#### [Your instructions]
What follows is a set of records; restate each one word for word and drop the pictures.

#### [Extracted data]

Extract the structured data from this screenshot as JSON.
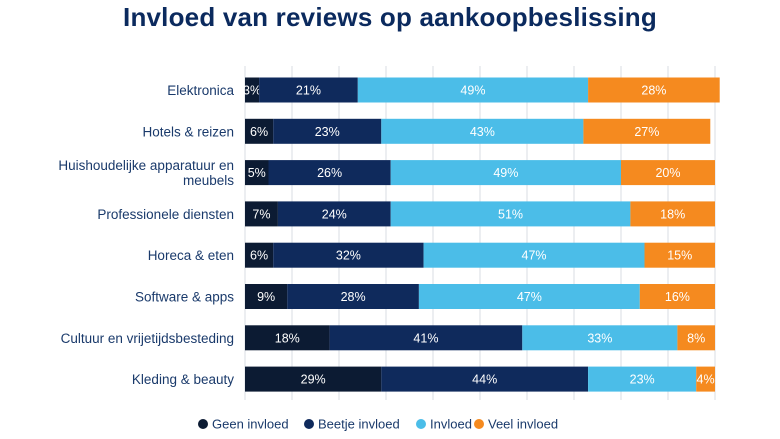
{
  "chart_data": {
    "type": "bar",
    "orientation": "horizontal",
    "stacked": true,
    "title": "Invloed van reviews op aankoopbeslissing",
    "categories": [
      [
        "Elektronica"
      ],
      [
        "Hotels & reizen"
      ],
      [
        "Huishoudelijke apparatuur en",
        "meubels"
      ],
      [
        "Professionele diensten"
      ],
      [
        "Horeca & eten"
      ],
      [
        "Software & apps"
      ],
      [
        "Cultuur en vrijetijdsbesteding"
      ],
      [
        "Kleding & beauty"
      ]
    ],
    "series": [
      {
        "name": "Geen invloed",
        "color": "#0c1b33",
        "label_color": "#ffffff",
        "values": [
          3,
          6,
          5,
          7,
          6,
          9,
          18,
          29
        ]
      },
      {
        "name": "Beetje invloed",
        "color": "#0f2a5c",
        "label_color": "#ffffff",
        "values": [
          21,
          23,
          26,
          24,
          32,
          28,
          41,
          44
        ]
      },
      {
        "name": "Invloed",
        "color": "#4bbde8",
        "label_color": "#ffffff",
        "values": [
          49,
          43,
          49,
          51,
          47,
          47,
          33,
          23
        ]
      },
      {
        "name": "Veel invloed",
        "color": "#f58a1f",
        "label_color": "#ffffff",
        "values": [
          28,
          27,
          20,
          18,
          15,
          16,
          8,
          4
        ]
      }
    ],
    "value_suffix": "%",
    "grid": true,
    "legend_position": "bottom"
  }
}
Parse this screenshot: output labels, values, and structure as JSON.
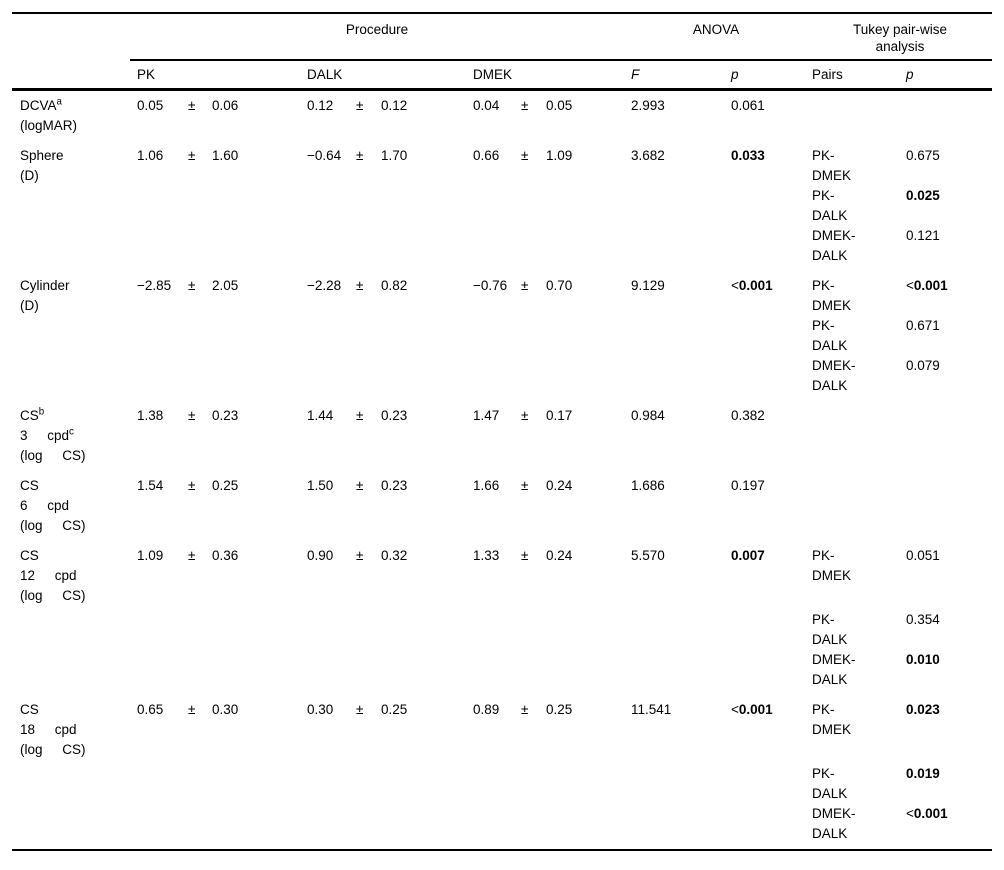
{
  "table": {
    "group_headers": [
      "Procedure",
      "ANOVA",
      "Tukey pair-wise analysis"
    ],
    "col_headers": [
      "PK",
      "DALK",
      "DMEK",
      "F",
      "p",
      "Pairs",
      "p"
    ],
    "plus_minus": "±",
    "rows": [
      {
        "label_lines": [
          "DCVA^a",
          "(logMAR)"
        ],
        "pk": {
          "mean": "0.05",
          "sd": "0.06"
        },
        "dalk": {
          "mean": "0.12",
          "sd": "0.12"
        },
        "dmek": {
          "mean": "0.04",
          "sd": "0.05"
        },
        "f": "2.993",
        "p": {
          "value": "0.061",
          "bold": false
        },
        "pairs": []
      },
      {
        "label_lines": [
          "Sphere",
          "(D)"
        ],
        "pk": {
          "mean": "1.06",
          "sd": "1.60"
        },
        "dalk": {
          "mean": "−0.64",
          "sd": "1.70"
        },
        "dmek": {
          "mean": "0.66",
          "sd": "1.09"
        },
        "f": "3.682",
        "p": {
          "value": "0.033",
          "bold": true
        },
        "pairs": [
          {
            "pair_lines": [
              "PK-",
              "DMEK"
            ],
            "p": {
              "value": "0.675",
              "bold": false
            }
          },
          {
            "pair_lines": [
              "PK-",
              "DALK"
            ],
            "p": {
              "value": "0.025",
              "bold": true
            }
          },
          {
            "pair_lines": [
              "DMEK-",
              "DALK"
            ],
            "p": {
              "value": "0.121",
              "bold": false
            }
          }
        ]
      },
      {
        "label_lines": [
          "Cylinder",
          "(D)"
        ],
        "pk": {
          "mean": "−2.85",
          "sd": "2.05"
        },
        "dalk": {
          "mean": "−2.28",
          "sd": "0.82"
        },
        "dmek": {
          "mean": "−0.76",
          "sd": "0.70"
        },
        "f": "9.129",
        "p": {
          "value": "<0.001",
          "bold": true
        },
        "pairs": [
          {
            "pair_lines": [
              "PK-",
              "DMEK"
            ],
            "p": {
              "value": "<0.001",
              "bold": true
            }
          },
          {
            "pair_lines": [
              "PK-",
              "DALK"
            ],
            "p": {
              "value": "0.671",
              "bold": false
            }
          },
          {
            "pair_lines": [
              "DMEK-",
              "DALK"
            ],
            "p": {
              "value": "0.079",
              "bold": false
            }
          }
        ]
      },
      {
        "label_lines": [
          "CS^b",
          "3 cpd^c",
          "(log CS)"
        ],
        "pk": {
          "mean": "1.38",
          "sd": "0.23"
        },
        "dalk": {
          "mean": "1.44",
          "sd": "0.23"
        },
        "dmek": {
          "mean": "1.47",
          "sd": "0.17"
        },
        "f": "0.984",
        "p": {
          "value": "0.382",
          "bold": false
        },
        "pairs": []
      },
      {
        "label_lines": [
          "CS",
          "6 cpd",
          "(log CS)"
        ],
        "pk": {
          "mean": "1.54",
          "sd": "0.25"
        },
        "dalk": {
          "mean": "1.50",
          "sd": "0.23"
        },
        "dmek": {
          "mean": "1.66",
          "sd": "0.24"
        },
        "f": "1.686",
        "p": {
          "value": "0.197",
          "bold": false
        },
        "pairs": []
      },
      {
        "label_lines": [
          "CS",
          "12 cpd",
          "(log CS)"
        ],
        "pk": {
          "mean": "1.09",
          "sd": "0.36"
        },
        "dalk": {
          "mean": "0.90",
          "sd": "0.32"
        },
        "dmek": {
          "mean": "1.33",
          "sd": "0.24"
        },
        "f": "5.570",
        "p": {
          "value": "0.007",
          "bold": true
        },
        "pairs": [
          {
            "pair_lines": [
              "PK-",
              "DMEK"
            ],
            "p": {
              "value": "0.051",
              "bold": false
            }
          },
          {
            "pair_lines": [
              "PK-",
              "DALK"
            ],
            "p": {
              "value": "0.354",
              "bold": false
            },
            "gap_before": true
          },
          {
            "pair_lines": [
              "DMEK-",
              "DALK"
            ],
            "p": {
              "value": "0.010",
              "bold": true
            }
          }
        ]
      },
      {
        "label_lines": [
          "CS",
          "18 cpd",
          "(log CS)"
        ],
        "pk": {
          "mean": "0.65",
          "sd": "0.30"
        },
        "dalk": {
          "mean": "0.30",
          "sd": "0.25"
        },
        "dmek": {
          "mean": "0.89",
          "sd": "0.25"
        },
        "f": "11.541",
        "p": {
          "value": "<0.001",
          "bold": true
        },
        "pairs": [
          {
            "pair_lines": [
              "PK-",
              "DMEK"
            ],
            "p": {
              "value": "0.023",
              "bold": true
            }
          },
          {
            "pair_lines": [
              "PK-",
              "DALK"
            ],
            "p": {
              "value": "0.019",
              "bold": true
            },
            "gap_before": true
          },
          {
            "pair_lines": [
              "DMEK-",
              "DALK"
            ],
            "p": {
              "value": "<0.001",
              "bold": true
            }
          }
        ]
      }
    ]
  }
}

#### [Worked answer]
Extract the structured data from this screenshot as JSON.
{
  "chart_data": {
    "type": "bar",
    "orientation": "horizontal",
    "stacked": true,
    "title": "Invloed van reviews op aankoopbeslissing",
    "categories": [
      [
        "Elektronica"
      ],
      [
        "Hotels & reizen"
      ],
      [
        "Huishoudelijke apparatuur en",
        "meubels"
      ],
      [
        "Professionele diensten"
      ],
      [
        "Horeca & eten"
      ],
      [
        "Software & apps"
      ],
      [
        "Cultuur en vrijetijdsbesteding"
      ],
      [
        "Kleding & beauty"
      ]
    ],
    "series": [
      {
        "name": "Geen invloed",
        "color": "#0c1b33",
        "label_color": "#ffffff",
        "values": [
          3,
          6,
          5,
          7,
          6,
          9,
          18,
          29
        ]
      },
      {
        "name": "Beetje invloed",
        "color": "#0f2a5c",
        "label_color": "#ffffff",
        "values": [
          21,
          23,
          26,
          24,
          32,
          28,
          41,
          44
        ]
      },
      {
        "name": "Invloed",
        "color": "#4bbde8",
        "label_color": "#ffffff",
        "values": [
          49,
          43,
          49,
          51,
          47,
          47,
          33,
          23
        ]
      },
      {
        "name": "Veel invloed",
        "color": "#f58a1f",
        "label_color": "#ffffff",
        "values": [
          28,
          27,
          20,
          18,
          15,
          16,
          8,
          4
        ]
      }
    ],
    "value_suffix": "%",
    "grid": true,
    "legend_position": "bottom"
  }
}
Parse this screenshot: output labels, values, and structure as JSON.
{
  "table": {
    "group_headers": [
      "Procedure",
      "ANOVA",
      "Tukey pair-wise analysis"
    ],
    "col_headers": [
      "PK",
      "DALK",
      "DMEK",
      "F",
      "p",
      "Pairs",
      "p"
    ],
    "plus_minus": "±",
    "rows": [
      {
        "label_lines": [
          "DCVA^a",
          "(logMAR)"
        ],
        "pk": {
          "mean": "0.05",
          "sd": "0.06"
        },
        "dalk": {
          "mean": "0.12",
          "sd": "0.12"
        },
        "dmek": {
          "mean": "0.04",
          "sd": "0.05"
        },
        "f": "2.993",
        "p": {
          "value": "0.061",
          "bold": false
        },
        "pairs": []
      },
      {
        "label_lines": [
          "Sphere",
          "(D)"
        ],
        "pk": {
          "mean": "1.06",
          "sd": "1.60"
        },
        "dalk": {
          "mean": "−0.64",
          "sd": "1.70"
        },
        "dmek": {
          "mean": "0.66",
          "sd": "1.09"
        },
        "f": "3.682",
        "p": {
          "value": "0.033",
          "bold": true
        },
        "pairs": [
          {
            "pair_lines": [
              "PK-",
              "DMEK"
            ],
            "p": {
              "value": "0.675",
              "bold": false
            }
          },
          {
            "pair_lines": [
              "PK-",
              "DALK"
            ],
            "p": {
              "value": "0.025",
              "bold": true
            }
          },
          {
            "pair_lines": [
              "DMEK-",
              "DALK"
            ],
            "p": {
              "value": "0.121",
              "bold": false
            }
          }
        ]
      },
      {
        "label_lines": [
          "Cylinder",
          "(D)"
        ],
        "pk": {
          "mean": "−2.85",
          "sd": "2.05"
        },
        "dalk": {
          "mean": "−2.28",
          "sd": "0.82"
        },
        "dmek": {
          "mean": "−0.76",
          "sd": "0.70"
        },
        "f": "9.129",
        "p": {
          "value": "<0.001",
          "bold": true
        },
        "pairs": [
          {
            "pair_lines": [
              "PK-",
              "DMEK"
            ],
            "p": {
              "value": "<0.001",
              "bold": true
            }
          },
          {
            "pair_lines": [
              "PK-",
              "DALK"
            ],
            "p": {
              "value": "0.671",
              "bold": false
            }
          },
          {
            "pair_lines": [
              "DMEK-",
              "DALK"
            ],
            "p": {
              "value": "0.079",
              "bold": false
            }
          }
        ]
      },
      {
        "label_lines": [
          "CS^b",
          "3 cpd^c",
          "(log CS)"
        ],
        "pk": {
          "mean": "1.38",
          "sd": "0.23"
        },
        "dalk": {
          "mean": "1.44",
          "sd": "0.23"
        },
        "dmek": {
          "mean": "1.47",
          "sd": "0.17"
        },
        "f": "0.984",
        "p": {
          "value": "0.382",
          "bold": false
        },
        "pairs": []
      },
      {
        "label_lines": [
          "CS",
          "6 cpd",
          "(log CS)"
        ],
        "pk": {
          "mean": "1.54",
          "sd": "0.25"
        },
        "dalk": {
          "mean": "1.50",
          "sd": "0.23"
        },
        "dmek": {
          "mean": "1.66",
          "sd": "0.24"
        },
        "f": "1.686",
        "p": {
          "value": "0.197",
          "bold": false
        },
        "pairs": []
      },
      {
        "label_lines": [
          "CS",
          "12 cpd",
          "(log CS)"
        ],
        "pk": {
          "mean": "1.09",
          "sd": "0.36"
        },
        "dalk": {
          "mean": "0.90",
          "sd": "0.32"
        },
        "dmek": {
          "mean": "1.33",
          "sd": "0.24"
        },
        "f": "5.570",
        "p": {
          "value": "0.007",
          "bold": true
        },
        "pairs": [
          {
            "pair_lines": [
              "PK-",
              "DMEK"
            ],
            "p": {
              "value": "0.051",
              "bold": false
            }
          },
          {
            "pair_lines": [
              "PK-",
              "DALK"
            ],
            "p": {
              "value": "0.354",
              "bold": false
            },
            "gap_before": true
          },
          {
            "pair_lines": [
              "DMEK-",
              "DALK"
            ],
            "p": {
              "value": "0.010",
              "bold": true
            }
          }
        ]
      },
      {
        "label_lines": [
          "CS",
          "18 cpd",
          "(log CS)"
        ],
        "pk": {
          "mean": "0.65",
          "sd": "0.30"
        },
        "dalk": {
          "mean": "0.30",
          "sd": "0.25"
        },
        "dmek": {
          "mean": "0.89",
          "sd": "0.25"
        },
        "f": "11.541",
        "p": {
          "value": "<0.001",
          "bold": true
        },
        "pairs": [
          {
            "pair_lines": [
              "PK-",
              "DMEK"
            ],
            "p": {
              "value": "0.023",
              "bold": true
            }
          },
          {
            "pair_lines": [
              "PK-",
              "DALK"
            ],
            "p": {
              "value": "0.019",
              "bold": true
            },
            "gap_before": true
          },
          {
            "pair_lines": [
              "DMEK-",
              "DALK"
            ],
            "p": {
              "value": "<0.001",
              "bold": true
            }
          }
        ]
      }
    ]
  }
}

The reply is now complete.